* [WHAT NEEDS TO BE DONE] Collect all lines from the records below that include the word "density".

(Rows from a figure dataset)

▽

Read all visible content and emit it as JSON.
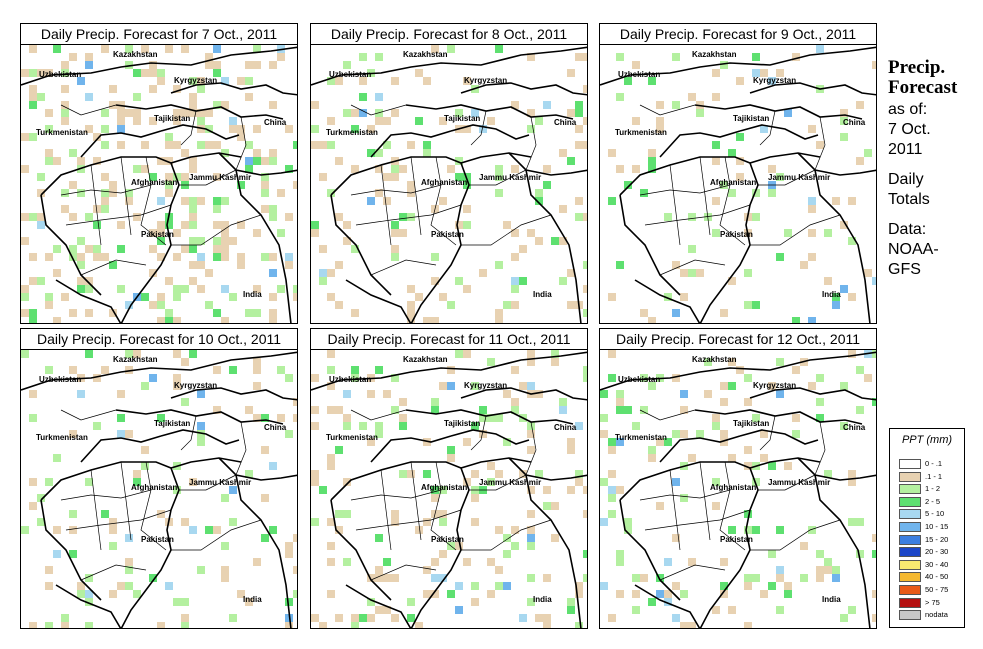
{
  "panels": [
    {
      "title": "Daily Precip. Forecast for  7 Oct., 2011",
      "seed": 7,
      "density": 0.2
    },
    {
      "title": "Daily Precip. Forecast for  8 Oct., 2011",
      "seed": 8,
      "density": 0.14
    },
    {
      "title": "Daily Precip. Forecast for  9 Oct., 2011",
      "seed": 9,
      "density": 0.09
    },
    {
      "title": "Daily Precip. Forecast for  10 Oct., 2011",
      "seed": 10,
      "density": 0.12
    },
    {
      "title": "Daily Precip. Forecast for  11 Oct., 2011",
      "seed": 11,
      "density": 0.15
    },
    {
      "title": "Daily Precip. Forecast for  12 Oct., 2011",
      "seed": 12,
      "density": 0.13
    }
  ],
  "map_labels": {
    "kazakhstan": "Kazakhstan",
    "uzbekistan": "Uzbekistan",
    "kyrgyzstan": "Kyrgyzstan",
    "tajikistan": "Tajikistan",
    "turkmenistan": "Turkmenistan",
    "china": "China",
    "afghanistan": "Afghanistan",
    "jammu_kashmir": "Jammu Kashmir",
    "pakistan": "Pakistan",
    "india": "India"
  },
  "sidebar": {
    "title_line1": "Precip.",
    "title_line2": "Forecast",
    "as_of": "as of:",
    "date_line1": "7 Oct.",
    "date_line2": "2011",
    "daily": "Daily",
    "totals": "Totals",
    "data_label": "Data:",
    "source_line1": "NOAA-",
    "source_line2": "GFS"
  },
  "legend": {
    "title": "PPT (mm)",
    "items": [
      {
        "label": "0 - .1",
        "color": "#ffffff"
      },
      {
        "label": ".1 - 1",
        "color": "#e8d2b2"
      },
      {
        "label": "1 - 2",
        "color": "#b4f0a0"
      },
      {
        "label": "2 - 5",
        "color": "#5ee070"
      },
      {
        "label": "5 - 10",
        "color": "#a8d8f0"
      },
      {
        "label": "10 - 15",
        "color": "#70b4ec"
      },
      {
        "label": "15 - 20",
        "color": "#3c7ee0"
      },
      {
        "label": "20 - 30",
        "color": "#1c46c8"
      },
      {
        "label": "30 - 40",
        "color": "#f8e870"
      },
      {
        "label": "40 - 50",
        "color": "#f4b830"
      },
      {
        "label": "50 - 75",
        "color": "#e85a18"
      },
      {
        "label": "> 75",
        "color": "#b41010"
      },
      {
        "label": "nodata",
        "color": "#c8c8c8"
      }
    ]
  }
}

△

* [TASK ANSWER]
      "density": 0.2
      "density": 0.14
      "density": 0.09
      "density": 0.12
      "density": 0.15
      "density": 0.13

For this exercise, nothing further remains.